**Work required:** Below is a set of records; print all of them exactly as written.

**Provided data:**

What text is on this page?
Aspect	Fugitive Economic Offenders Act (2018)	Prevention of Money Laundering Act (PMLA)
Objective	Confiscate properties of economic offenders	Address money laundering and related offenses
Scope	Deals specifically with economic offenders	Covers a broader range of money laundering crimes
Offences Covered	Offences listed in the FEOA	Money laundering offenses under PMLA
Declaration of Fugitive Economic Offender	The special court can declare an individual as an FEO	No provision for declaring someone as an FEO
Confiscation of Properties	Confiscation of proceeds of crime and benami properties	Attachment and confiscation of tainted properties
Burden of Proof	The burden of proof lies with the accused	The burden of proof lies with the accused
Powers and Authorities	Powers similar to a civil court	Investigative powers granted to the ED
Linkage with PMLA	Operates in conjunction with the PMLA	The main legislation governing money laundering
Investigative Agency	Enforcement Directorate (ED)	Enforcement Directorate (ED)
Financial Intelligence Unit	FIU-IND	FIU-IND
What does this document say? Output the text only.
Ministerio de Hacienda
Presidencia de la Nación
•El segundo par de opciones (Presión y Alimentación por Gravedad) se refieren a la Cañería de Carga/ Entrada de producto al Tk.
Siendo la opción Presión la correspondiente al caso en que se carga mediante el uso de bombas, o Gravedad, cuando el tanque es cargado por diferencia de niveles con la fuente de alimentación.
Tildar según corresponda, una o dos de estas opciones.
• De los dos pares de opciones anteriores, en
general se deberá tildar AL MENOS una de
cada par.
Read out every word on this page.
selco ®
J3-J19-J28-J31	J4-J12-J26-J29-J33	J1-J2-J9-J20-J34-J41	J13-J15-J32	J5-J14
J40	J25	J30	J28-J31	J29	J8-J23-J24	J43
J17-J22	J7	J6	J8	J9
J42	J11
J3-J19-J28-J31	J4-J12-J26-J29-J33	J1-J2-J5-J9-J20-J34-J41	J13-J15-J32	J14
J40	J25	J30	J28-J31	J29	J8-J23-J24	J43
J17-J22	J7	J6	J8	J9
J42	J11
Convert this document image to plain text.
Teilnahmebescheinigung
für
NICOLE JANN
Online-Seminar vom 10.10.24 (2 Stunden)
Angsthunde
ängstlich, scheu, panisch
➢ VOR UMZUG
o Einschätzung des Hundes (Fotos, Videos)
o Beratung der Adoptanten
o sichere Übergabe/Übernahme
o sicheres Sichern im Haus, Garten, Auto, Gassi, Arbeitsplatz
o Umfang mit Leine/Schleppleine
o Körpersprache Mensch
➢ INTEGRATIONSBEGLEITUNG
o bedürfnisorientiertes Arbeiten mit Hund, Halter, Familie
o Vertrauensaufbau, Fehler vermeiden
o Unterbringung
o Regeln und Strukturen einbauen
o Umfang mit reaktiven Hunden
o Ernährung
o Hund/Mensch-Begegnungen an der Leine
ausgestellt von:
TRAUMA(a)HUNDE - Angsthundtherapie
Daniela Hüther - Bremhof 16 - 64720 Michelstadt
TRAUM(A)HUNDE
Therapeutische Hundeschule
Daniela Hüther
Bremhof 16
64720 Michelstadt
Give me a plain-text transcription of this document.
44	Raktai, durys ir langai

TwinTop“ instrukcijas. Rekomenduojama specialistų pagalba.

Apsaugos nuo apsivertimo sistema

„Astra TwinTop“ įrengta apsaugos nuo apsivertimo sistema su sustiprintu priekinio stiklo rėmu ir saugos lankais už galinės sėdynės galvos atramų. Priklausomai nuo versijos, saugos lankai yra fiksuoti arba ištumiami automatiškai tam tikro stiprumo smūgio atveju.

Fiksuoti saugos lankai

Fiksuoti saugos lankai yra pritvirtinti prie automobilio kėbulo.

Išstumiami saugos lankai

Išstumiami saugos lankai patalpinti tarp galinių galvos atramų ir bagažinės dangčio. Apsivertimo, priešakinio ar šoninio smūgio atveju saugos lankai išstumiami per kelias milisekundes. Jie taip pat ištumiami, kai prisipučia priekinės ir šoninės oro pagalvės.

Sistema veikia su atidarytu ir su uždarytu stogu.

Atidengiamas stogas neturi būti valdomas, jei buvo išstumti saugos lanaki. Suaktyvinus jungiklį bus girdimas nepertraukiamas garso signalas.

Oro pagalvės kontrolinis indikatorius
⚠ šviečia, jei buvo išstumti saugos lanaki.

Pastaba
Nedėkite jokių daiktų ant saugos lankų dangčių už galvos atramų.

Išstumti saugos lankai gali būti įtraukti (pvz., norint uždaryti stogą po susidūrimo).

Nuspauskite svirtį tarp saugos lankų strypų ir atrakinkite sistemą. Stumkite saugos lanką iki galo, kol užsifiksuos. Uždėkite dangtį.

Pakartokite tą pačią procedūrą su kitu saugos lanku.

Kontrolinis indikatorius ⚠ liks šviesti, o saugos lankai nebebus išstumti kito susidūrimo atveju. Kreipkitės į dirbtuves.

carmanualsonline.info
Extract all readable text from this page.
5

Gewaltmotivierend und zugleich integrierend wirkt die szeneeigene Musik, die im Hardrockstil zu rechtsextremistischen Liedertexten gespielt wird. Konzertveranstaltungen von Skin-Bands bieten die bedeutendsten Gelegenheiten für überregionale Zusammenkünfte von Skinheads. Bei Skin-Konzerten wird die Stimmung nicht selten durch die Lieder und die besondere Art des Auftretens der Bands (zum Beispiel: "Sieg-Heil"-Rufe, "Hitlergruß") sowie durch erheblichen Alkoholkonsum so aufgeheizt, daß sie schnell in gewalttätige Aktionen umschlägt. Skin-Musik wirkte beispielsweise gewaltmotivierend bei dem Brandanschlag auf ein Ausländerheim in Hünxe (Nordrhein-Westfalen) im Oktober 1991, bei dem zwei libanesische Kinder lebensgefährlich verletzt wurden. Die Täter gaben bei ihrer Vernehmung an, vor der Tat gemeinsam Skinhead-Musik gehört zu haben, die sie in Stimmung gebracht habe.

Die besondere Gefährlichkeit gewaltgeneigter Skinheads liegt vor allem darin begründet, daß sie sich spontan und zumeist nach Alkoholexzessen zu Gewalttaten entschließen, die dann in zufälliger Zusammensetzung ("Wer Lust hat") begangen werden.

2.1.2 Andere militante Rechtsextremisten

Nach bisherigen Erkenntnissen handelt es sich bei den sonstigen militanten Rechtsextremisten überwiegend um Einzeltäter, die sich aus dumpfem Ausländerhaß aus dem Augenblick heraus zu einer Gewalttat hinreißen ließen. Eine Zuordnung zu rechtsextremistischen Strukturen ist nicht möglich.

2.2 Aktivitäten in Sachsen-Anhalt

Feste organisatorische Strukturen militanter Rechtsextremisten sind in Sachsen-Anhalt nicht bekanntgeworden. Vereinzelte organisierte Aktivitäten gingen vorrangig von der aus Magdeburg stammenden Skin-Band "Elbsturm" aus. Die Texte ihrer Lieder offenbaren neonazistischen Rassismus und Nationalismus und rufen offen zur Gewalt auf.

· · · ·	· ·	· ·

**Complete response:**
What text is on this page?
Aspect	Fugitive Economic Offenders Act (2018)	Prevention of Money Laundering Act (PMLA)
Objective	Confiscate properties of economic offenders	Address money laundering and related offenses
Scope	Deals specifically with economic offenders	Covers a broader range of money laundering crimes
Offences Covered	Offences listed in the FEOA	Money laundering offenses under PMLA
Declaration of Fugitive Economic Offender	The special court can declare an individual as an FEO	No provision for declaring someone as an FEO
Confiscation of Properties	Confiscation of proceeds of crime and benami properties	Attachment and confiscation of tainted properties
Burden of Proof	The burden of proof lies with the accused	The burden of proof lies with the accused
Powers and Authorities	Powers similar to a civil court	Investigative powers granted to the ED
Linkage with PMLA	Operates in conjunction with the PMLA	The main legislation governing money laundering
Investigative Agency	Enforcement Directorate (ED)	Enforcement Directorate (ED)
Financial Intelligence Unit	FIU-IND	FIU-IND
What does this document say? Output the text only.
Ministerio de Hacienda
Presidencia de la Nación
•El segundo par de opciones (Presión y Alimentación por Gravedad) se refieren a la Cañería de Carga/ Entrada de producto al Tk.
Siendo la opción Presión la correspondiente al caso en que se carga mediante el uso de bombas, o Gravedad, cuando el tanque es cargado por diferencia de niveles con la fuente de alimentación.
Tildar según corresponda, una o dos de estas opciones.
• De los dos pares de opciones anteriores, en
general se deberá tildar AL MENOS una de
cada par.
Read out every word on this page.
selco ®
J3-J19-J28-J31	J4-J12-J26-J29-J33	J1-J2-J9-J20-J34-J41	J13-J15-J32	J5-J14
J40	J25	J30	J28-J31	J29	J8-J23-J24	J43
J17-J22	J7	J6	J8	J9
J42	J11
J3-J19-J28-J31	J4-J12-J26-J29-J33	J1-J2-J5-J9-J20-J34-J41	J13-J15-J32	J14
J40	J25	J30	J28-J31	J29	J8-J23-J24	J43
J17-J22	J7	J6	J8	J9
J42	J11
Convert this document image to plain text.
Teilnahmebescheinigung
für
NICOLE JANN
Online-Seminar vom 10.10.24 (2 Stunden)
Angsthunde
ängstlich, scheu, panisch
➢ VOR UMZUG
o Einschätzung des Hundes (Fotos, Videos)
o Beratung der Adoptanten
o sichere Übergabe/Übernahme
o sicheres Sichern im Haus, Garten, Auto, Gassi, Arbeitsplatz
o Umfang mit Leine/Schleppleine
o Körpersprache Mensch
➢ INTEGRATIONSBEGLEITUNG
o bedürfnisorientiertes Arbeiten mit Hund, Halter, Familie
o Vertrauensaufbau, Fehler vermeiden
o Unterbringung
o Regeln und Strukturen einbauen
o Umfang mit reaktiven Hunden
o Ernährung
o Hund/Mensch-Begegnungen an der Leine
ausgestellt von:
TRAUMA(a)HUNDE - Angsthundtherapie
Daniela Hüther - Bremhof 16 - 64720 Michelstadt
TRAUM(A)HUNDE
Therapeutische Hundeschule
Daniela Hüther
Bremhof 16
64720 Michelstadt
Give me a plain-text transcription of this document.
44	Raktai, durys ir langai

TwinTop“ instrukcijas. Rekomenduojama specialistų pagalba.

Apsaugos nuo apsivertimo sistema

„Astra TwinTop“ įrengta apsaugos nuo apsivertimo sistema su sustiprintu priekinio stiklo rėmu ir saugos lankais už galinės sėdynės galvos atramų. Priklausomai nuo versijos, saugos lankai yra fiksuoti arba ištumiami automatiškai tam tikro stiprumo smūgio atveju.

Fiksuoti saugos lankai

Fiksuoti saugos lankai yra pritvirtinti prie automobilio kėbulo.

Išstumiami saugos lankai

Išstumiami saugos lankai patalpinti tarp galinių galvos atramų ir bagažinės dangčio. Apsivertimo, priešakinio ar šoninio smūgio atveju saugos lankai išstumiami per kelias milisekundes. Jie taip pat ištumiami, kai prisipučia priekinės ir šoninės oro pagalvės.

Sistema veikia su atidarytu ir su uždarytu stogu.

Atidengiamas stogas neturi būti valdomas, jei buvo išstumti saugos lanaki. Suaktyvinus jungiklį bus girdimas nepertraukiamas garso signalas.

Oro pagalvės kontrolinis indikatorius
⚠ šviečia, jei buvo išstumti saugos lanaki.

Pastaba
Nedėkite jokių daiktų ant saugos lankų dangčių už galvos atramų.

Išstumti saugos lankai gali būti įtraukti (pvz., norint uždaryti stogą po susidūrimo).

Nuspauskite svirtį tarp saugos lankų strypų ir atrakinkite sistemą. Stumkite saugos lanką iki galo, kol užsifiksuos. Uždėkite dangtį.

Pakartokite tą pačią procedūrą su kitu saugos lanku.

Kontrolinis indikatorius ⚠ liks šviesti, o saugos lankai nebebus išstumti kito susidūrimo atveju. Kreipkitės į dirbtuves.

carmanualsonline.info
Extract all readable text from this page.
5

Gewaltmotivierend und zugleich integrierend wirkt die szeneeigene Musik, die im Hardrockstil zu rechtsextremistischen Liedertexten gespielt wird. Konzertveranstaltungen von Skin-Bands bieten die bedeutendsten Gelegenheiten für überregionale Zusammenkünfte von Skinheads. Bei Skin-Konzerten wird die Stimmung nicht selten durch die Lieder und die besondere Art des Auftretens der Bands (zum Beispiel: "Sieg-Heil"-Rufe, "Hitlergruß") sowie durch erheblichen Alkoholkonsum so aufgeheizt, daß sie schnell in gewalttätige Aktionen umschlägt. Skin-Musik wirkte beispielsweise gewaltmotivierend bei dem Brandanschlag auf ein Ausländerheim in Hünxe (Nordrhein-Westfalen) im Oktober 1991, bei dem zwei libanesische Kinder lebensgefährlich verletzt wurden. Die Täter gaben bei ihrer Vernehmung an, vor der Tat gemeinsam Skinhead-Musik gehört zu haben, die sie in Stimmung gebracht habe.

Die besondere Gefährlichkeit gewaltgeneigter Skinheads liegt vor allem darin begründet, daß sie sich spontan und zumeist nach Alkoholexzessen zu Gewalttaten entschließen, die dann in zufälliger Zusammensetzung ("Wer Lust hat") begangen werden.

2.1.2 Andere militante Rechtsextremisten

Nach bisherigen Erkenntnissen handelt es sich bei den sonstigen militanten Rechtsextremisten überwiegend um Einzeltäter, die sich aus dumpfem Ausländerhaß aus dem Augenblick heraus zu einer Gewalttat hinreißen ließen. Eine Zuordnung zu rechtsextremistischen Strukturen ist nicht möglich.

2.2 Aktivitäten in Sachsen-Anhalt

Feste organisatorische Strukturen militanter Rechtsextremisten sind in Sachsen-Anhalt nicht bekanntgeworden. Vereinzelte organisierte Aktivitäten gingen vorrangig von der aus Magdeburg stammenden Skin-Band "Elbsturm" aus. Die Texte ihrer Lieder offenbaren neonazistischen Rassismus und Nationalismus und rufen offen zur Gewalt auf.

· · · ·	· ·	· ·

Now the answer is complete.